Work to be completed
Transcribe the entries that follow, word for word.

Entries shown

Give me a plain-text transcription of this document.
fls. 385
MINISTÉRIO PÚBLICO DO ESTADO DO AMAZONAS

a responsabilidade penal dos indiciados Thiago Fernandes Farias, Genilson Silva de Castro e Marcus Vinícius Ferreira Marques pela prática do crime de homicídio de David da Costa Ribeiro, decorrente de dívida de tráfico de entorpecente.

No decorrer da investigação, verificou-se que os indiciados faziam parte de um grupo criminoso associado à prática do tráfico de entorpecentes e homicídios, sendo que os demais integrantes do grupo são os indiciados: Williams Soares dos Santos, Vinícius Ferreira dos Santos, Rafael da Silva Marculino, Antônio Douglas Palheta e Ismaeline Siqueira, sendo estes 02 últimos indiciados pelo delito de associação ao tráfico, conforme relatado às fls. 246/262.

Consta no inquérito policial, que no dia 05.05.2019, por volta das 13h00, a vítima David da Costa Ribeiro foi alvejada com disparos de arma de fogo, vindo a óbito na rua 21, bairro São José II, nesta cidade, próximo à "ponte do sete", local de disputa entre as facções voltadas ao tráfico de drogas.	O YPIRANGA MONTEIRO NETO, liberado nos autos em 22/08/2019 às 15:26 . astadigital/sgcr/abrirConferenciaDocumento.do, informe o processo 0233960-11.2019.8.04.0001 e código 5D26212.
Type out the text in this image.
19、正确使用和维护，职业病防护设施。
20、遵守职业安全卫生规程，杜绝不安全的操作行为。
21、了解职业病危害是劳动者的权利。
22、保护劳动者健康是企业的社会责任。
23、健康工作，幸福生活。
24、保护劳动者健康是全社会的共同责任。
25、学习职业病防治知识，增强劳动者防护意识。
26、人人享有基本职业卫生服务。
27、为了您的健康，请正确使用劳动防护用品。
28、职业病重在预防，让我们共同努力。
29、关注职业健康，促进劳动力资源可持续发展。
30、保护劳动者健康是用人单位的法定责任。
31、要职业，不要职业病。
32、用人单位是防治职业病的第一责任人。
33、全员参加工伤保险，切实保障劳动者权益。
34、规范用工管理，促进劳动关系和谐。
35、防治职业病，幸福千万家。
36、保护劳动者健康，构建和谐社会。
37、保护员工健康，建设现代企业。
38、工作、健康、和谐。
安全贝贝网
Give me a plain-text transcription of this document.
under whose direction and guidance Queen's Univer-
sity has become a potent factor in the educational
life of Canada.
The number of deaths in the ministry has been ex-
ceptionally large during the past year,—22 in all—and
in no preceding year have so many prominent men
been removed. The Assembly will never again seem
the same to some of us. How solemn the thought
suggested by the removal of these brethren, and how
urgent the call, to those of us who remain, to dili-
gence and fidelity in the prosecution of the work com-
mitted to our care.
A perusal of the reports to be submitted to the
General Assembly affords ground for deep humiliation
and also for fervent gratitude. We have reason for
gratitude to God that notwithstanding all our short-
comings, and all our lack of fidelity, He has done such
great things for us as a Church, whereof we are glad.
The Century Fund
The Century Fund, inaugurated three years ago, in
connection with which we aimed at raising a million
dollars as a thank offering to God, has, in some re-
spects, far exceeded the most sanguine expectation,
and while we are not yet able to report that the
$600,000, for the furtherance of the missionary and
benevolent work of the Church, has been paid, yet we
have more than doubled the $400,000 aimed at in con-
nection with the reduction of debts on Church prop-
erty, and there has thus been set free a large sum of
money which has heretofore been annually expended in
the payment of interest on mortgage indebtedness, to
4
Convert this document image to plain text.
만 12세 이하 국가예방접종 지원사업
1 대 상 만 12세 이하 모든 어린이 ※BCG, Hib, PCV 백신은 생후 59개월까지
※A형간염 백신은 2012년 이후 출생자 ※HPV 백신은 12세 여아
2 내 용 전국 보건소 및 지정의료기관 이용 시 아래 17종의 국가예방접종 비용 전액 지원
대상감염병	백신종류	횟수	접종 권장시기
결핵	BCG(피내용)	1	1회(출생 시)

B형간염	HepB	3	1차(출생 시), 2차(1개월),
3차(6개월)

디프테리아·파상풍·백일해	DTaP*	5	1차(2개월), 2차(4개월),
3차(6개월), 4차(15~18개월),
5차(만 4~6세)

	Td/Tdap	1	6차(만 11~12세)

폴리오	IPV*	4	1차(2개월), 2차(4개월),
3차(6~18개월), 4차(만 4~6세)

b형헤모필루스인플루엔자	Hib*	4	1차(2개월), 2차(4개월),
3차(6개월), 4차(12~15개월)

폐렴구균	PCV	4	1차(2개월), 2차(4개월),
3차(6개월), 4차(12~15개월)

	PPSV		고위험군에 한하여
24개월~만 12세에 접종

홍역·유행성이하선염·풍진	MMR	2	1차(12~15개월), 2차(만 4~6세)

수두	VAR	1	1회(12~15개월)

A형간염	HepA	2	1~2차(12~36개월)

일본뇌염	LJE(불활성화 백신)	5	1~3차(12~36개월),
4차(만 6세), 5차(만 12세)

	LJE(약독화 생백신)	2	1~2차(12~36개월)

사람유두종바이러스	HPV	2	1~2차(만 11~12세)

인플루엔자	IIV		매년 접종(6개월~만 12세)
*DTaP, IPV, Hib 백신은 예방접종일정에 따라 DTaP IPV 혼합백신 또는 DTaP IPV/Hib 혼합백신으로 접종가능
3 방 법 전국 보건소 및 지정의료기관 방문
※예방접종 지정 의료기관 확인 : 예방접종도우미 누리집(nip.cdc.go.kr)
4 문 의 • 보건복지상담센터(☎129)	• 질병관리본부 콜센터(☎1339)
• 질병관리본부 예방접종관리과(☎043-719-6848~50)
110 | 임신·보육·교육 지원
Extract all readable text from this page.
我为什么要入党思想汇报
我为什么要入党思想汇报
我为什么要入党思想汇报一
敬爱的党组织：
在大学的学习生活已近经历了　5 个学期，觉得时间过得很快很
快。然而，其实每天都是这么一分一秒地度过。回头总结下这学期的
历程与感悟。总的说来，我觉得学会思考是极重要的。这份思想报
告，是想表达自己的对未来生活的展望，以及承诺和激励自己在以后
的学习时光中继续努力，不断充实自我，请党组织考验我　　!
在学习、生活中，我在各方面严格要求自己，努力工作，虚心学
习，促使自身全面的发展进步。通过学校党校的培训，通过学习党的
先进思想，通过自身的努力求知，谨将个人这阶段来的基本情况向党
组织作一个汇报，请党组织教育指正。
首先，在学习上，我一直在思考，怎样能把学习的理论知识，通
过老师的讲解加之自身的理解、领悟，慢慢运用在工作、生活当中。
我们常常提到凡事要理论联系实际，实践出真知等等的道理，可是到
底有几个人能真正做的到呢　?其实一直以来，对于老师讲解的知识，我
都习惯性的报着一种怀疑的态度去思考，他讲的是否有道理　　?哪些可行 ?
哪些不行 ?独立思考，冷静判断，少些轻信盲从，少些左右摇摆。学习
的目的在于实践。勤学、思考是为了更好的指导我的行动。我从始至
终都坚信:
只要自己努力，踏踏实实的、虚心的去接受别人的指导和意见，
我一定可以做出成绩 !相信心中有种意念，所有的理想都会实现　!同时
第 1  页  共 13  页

Full answer
Give me a plain-text transcription of this document.
fls. 385
MINISTÉRIO PÚBLICO DO ESTADO DO AMAZONAS

a responsabilidade penal dos indiciados Thiago Fernandes Farias, Genilson Silva de Castro e Marcus Vinícius Ferreira Marques pela prática do crime de homicídio de David da Costa Ribeiro, decorrente de dívida de tráfico de entorpecente.

No decorrer da investigação, verificou-se que os indiciados faziam parte de um grupo criminoso associado à prática do tráfico de entorpecentes e homicídios, sendo que os demais integrantes do grupo são os indiciados: Williams Soares dos Santos, Vinícius Ferreira dos Santos, Rafael da Silva Marculino, Antônio Douglas Palheta e Ismaeline Siqueira, sendo estes 02 últimos indiciados pelo delito de associação ao tráfico, conforme relatado às fls. 246/262.

Consta no inquérito policial, que no dia 05.05.2019, por volta das 13h00, a vítima David da Costa Ribeiro foi alvejada com disparos de arma de fogo, vindo a óbito na rua 21, bairro São José II, nesta cidade, próximo à "ponte do sete", local de disputa entre as facções voltadas ao tráfico de drogas.	O YPIRANGA MONTEIRO NETO, liberado nos autos em 22/08/2019 às 15:26 . astadigital/sgcr/abrirConferenciaDocumento.do, informe o processo 0233960-11.2019.8.04.0001 e código 5D26212.
Type out the text in this image.
19、正确使用和维护，职业病防护设施。
20、遵守职业安全卫生规程，杜绝不安全的操作行为。
21、了解职业病危害是劳动者的权利。
22、保护劳动者健康是企业的社会责任。
23、健康工作，幸福生活。
24、保护劳动者健康是全社会的共同责任。
25、学习职业病防治知识，增强劳动者防护意识。
26、人人享有基本职业卫生服务。
27、为了您的健康，请正确使用劳动防护用品。
28、职业病重在预防，让我们共同努力。
29、关注职业健康，促进劳动力资源可持续发展。
30、保护劳动者健康是用人单位的法定责任。
31、要职业，不要职业病。
32、用人单位是防治职业病的第一责任人。
33、全员参加工伤保险，切实保障劳动者权益。
34、规范用工管理，促进劳动关系和谐。
35、防治职业病，幸福千万家。
36、保护劳动者健康，构建和谐社会。
37、保护员工健康，建设现代企业。
38、工作、健康、和谐。
安全贝贝网
Give me a plain-text transcription of this document.
under whose direction and guidance Queen's Univer-
sity has become a potent factor in the educational
life of Canada.
The number of deaths in the ministry has been ex-
ceptionally large during the past year,—22 in all—and
in no preceding year have so many prominent men
been removed. The Assembly will never again seem
the same to some of us. How solemn the thought
suggested by the removal of these brethren, and how
urgent the call, to those of us who remain, to dili-
gence and fidelity in the prosecution of the work com-
mitted to our care.
A perusal of the reports to be submitted to the
General Assembly affords ground for deep humiliation
and also for fervent gratitude. We have reason for
gratitude to God that notwithstanding all our short-
comings, and all our lack of fidelity, He has done such
great things for us as a Church, whereof we are glad.
The Century Fund
The Century Fund, inaugurated three years ago, in
connection with which we aimed at raising a million
dollars as a thank offering to God, has, in some re-
spects, far exceeded the most sanguine expectation,
and while we are not yet able to report that the
$600,000, for the furtherance of the missionary and
benevolent work of the Church, has been paid, yet we
have more than doubled the $400,000 aimed at in con-
nection with the reduction of debts on Church prop-
erty, and there has thus been set free a large sum of
money which has heretofore been annually expended in
the payment of interest on mortgage indebtedness, to
4
Convert this document image to plain text.
만 12세 이하 국가예방접종 지원사업
1 대 상 만 12세 이하 모든 어린이 ※BCG, Hib, PCV 백신은 생후 59개월까지
※A형간염 백신은 2012년 이후 출생자 ※HPV 백신은 12세 여아
2 내 용 전국 보건소 및 지정의료기관 이용 시 아래 17종의 국가예방접종 비용 전액 지원
대상감염병	백신종류	횟수	접종 권장시기
결핵	BCG(피내용)	1	1회(출생 시)

B형간염	HepB	3	1차(출생 시), 2차(1개월),
3차(6개월)

디프테리아·파상풍·백일해	DTaP*	5	1차(2개월), 2차(4개월),
3차(6개월), 4차(15~18개월),
5차(만 4~6세)

	Td/Tdap	1	6차(만 11~12세)

폴리오	IPV*	4	1차(2개월), 2차(4개월),
3차(6~18개월), 4차(만 4~6세)

b형헤모필루스인플루엔자	Hib*	4	1차(2개월), 2차(4개월),
3차(6개월), 4차(12~15개월)

폐렴구균	PCV	4	1차(2개월), 2차(4개월),
3차(6개월), 4차(12~15개월)

	PPSV		고위험군에 한하여
24개월~만 12세에 접종

홍역·유행성이하선염·풍진	MMR	2	1차(12~15개월), 2차(만 4~6세)

수두	VAR	1	1회(12~15개월)

A형간염	HepA	2	1~2차(12~36개월)

일본뇌염	LJE(불활성화 백신)	5	1~3차(12~36개월),
4차(만 6세), 5차(만 12세)

	LJE(약독화 생백신)	2	1~2차(12~36개월)

사람유두종바이러스	HPV	2	1~2차(만 11~12세)

인플루엔자	IIV		매년 접종(6개월~만 12세)
*DTaP, IPV, Hib 백신은 예방접종일정에 따라 DTaP IPV 혼합백신 또는 DTaP IPV/Hib 혼합백신으로 접종가능
3 방 법 전국 보건소 및 지정의료기관 방문
※예방접종 지정 의료기관 확인 : 예방접종도우미 누리집(nip.cdc.go.kr)
4 문 의 • 보건복지상담센터(☎129)	• 질병관리본부 콜센터(☎1339)
• 질병관리본부 예방접종관리과(☎043-719-6848~50)
110 | 임신·보육·교육 지원
Extract all readable text from this page.
我为什么要入党思想汇报
我为什么要入党思想汇报
我为什么要入党思想汇报一
敬爱的党组织：
在大学的学习生活已近经历了　5 个学期，觉得时间过得很快很
快。然而，其实每天都是这么一分一秒地度过。回头总结下这学期的
历程与感悟。总的说来，我觉得学会思考是极重要的。这份思想报
告，是想表达自己的对未来生活的展望，以及承诺和激励自己在以后
的学习时光中继续努力，不断充实自我，请党组织考验我　　!
在学习、生活中，我在各方面严格要求自己，努力工作，虚心学
习，促使自身全面的发展进步。通过学校党校的培训，通过学习党的
先进思想，通过自身的努力求知，谨将个人这阶段来的基本情况向党
组织作一个汇报，请党组织教育指正。
首先，在学习上，我一直在思考，怎样能把学习的理论知识，通
过老师的讲解加之自身的理解、领悟，慢慢运用在工作、生活当中。
我们常常提到凡事要理论联系实际，实践出真知等等的道理，可是到
底有几个人能真正做的到呢　?其实一直以来，对于老师讲解的知识，我
都习惯性的报着一种怀疑的态度去思考，他讲的是否有道理　　?哪些可行 ?
哪些不行 ?独立思考，冷静判断，少些轻信盲从，少些左右摇摆。学习
的目的在于实践。勤学、思考是为了更好的指导我的行动。我从始至
终都坚信:
只要自己努力，踏踏实实的、虚心的去接受别人的指导和意见，
我一定可以做出成绩 !相信心中有种意念，所有的理想都会实现　!同时
第 1  页  共 13  页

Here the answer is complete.